- [Set exercise]:
What follows is a set of records, each of which is to be written out exactly.

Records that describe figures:
################
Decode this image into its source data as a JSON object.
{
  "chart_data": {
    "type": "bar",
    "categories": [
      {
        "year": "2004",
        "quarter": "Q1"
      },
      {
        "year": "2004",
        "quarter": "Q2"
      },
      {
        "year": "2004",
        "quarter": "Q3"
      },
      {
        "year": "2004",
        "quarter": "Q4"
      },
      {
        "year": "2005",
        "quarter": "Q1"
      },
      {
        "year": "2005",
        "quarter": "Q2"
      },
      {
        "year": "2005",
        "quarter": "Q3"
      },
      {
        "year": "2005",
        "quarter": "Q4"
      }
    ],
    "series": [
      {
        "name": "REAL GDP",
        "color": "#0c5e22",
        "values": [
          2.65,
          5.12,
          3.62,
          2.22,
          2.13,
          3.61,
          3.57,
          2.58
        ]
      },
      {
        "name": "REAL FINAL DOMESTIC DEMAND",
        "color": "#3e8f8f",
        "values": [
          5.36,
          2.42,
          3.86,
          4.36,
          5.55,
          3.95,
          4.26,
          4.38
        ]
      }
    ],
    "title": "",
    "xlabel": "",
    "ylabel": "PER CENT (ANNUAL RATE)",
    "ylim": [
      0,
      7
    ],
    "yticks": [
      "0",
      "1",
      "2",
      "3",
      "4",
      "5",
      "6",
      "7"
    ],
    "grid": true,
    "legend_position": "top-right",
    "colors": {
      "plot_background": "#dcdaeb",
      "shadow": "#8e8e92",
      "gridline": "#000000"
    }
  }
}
################
- [Output for this exercise]:
Decode this image into its source data as a JSON object.
{
  "chart_data": {
    "type": "bar",
    "categories": [
      {
        "year": "2004",
        "quarter": "Q1"
      },
      {
        "year": "2004",
        "quarter": "Q2"
      },
      {
        "year": "2004",
        "quarter": "Q3"
      },
      {
        "year": "2004",
        "quarter": "Q4"
      },
      {
        "year": "2005",
        "quarter": "Q1"
      },
      {
        "year": "2005",
        "quarter": "Q2"
      },
      {
        "year": "2005",
        "quarter": "Q3"
      },
      {
        "year": "2005",
        "quarter": "Q4"
      }
    ],
    "series": [
      {
        "name": "REAL GDP",
        "color": "#0c5e22",
        "values": [
          2.65,
          5.12,
          3.62,
          2.22,
          2.13,
          3.61,
          3.57,
          2.58
        ]
      },
      {
        "name": "REAL FINAL DOMESTIC DEMAND",
        "color": "#3e8f8f",
        "values": [
          5.36,
          2.42,
          3.86,
          4.36,
          5.55,
          3.95,
          4.26,
          4.38
        ]
      }
    ],
    "title": "",
    "xlabel": "",
    "ylabel": "PER CENT (ANNUAL RATE)",
    "ylim": [
      0,
      7
    ],
    "yticks": [
      "0",
      "1",
      "2",
      "3",
      "4",
      "5",
      "6",
      "7"
    ],
    "grid": true,
    "legend_position": "top-right",
    "colors": {
      "plot_background": "#dcdaeb",
      "shadow": "#8e8e92",
      "gridline": "#000000"
    }
  }
}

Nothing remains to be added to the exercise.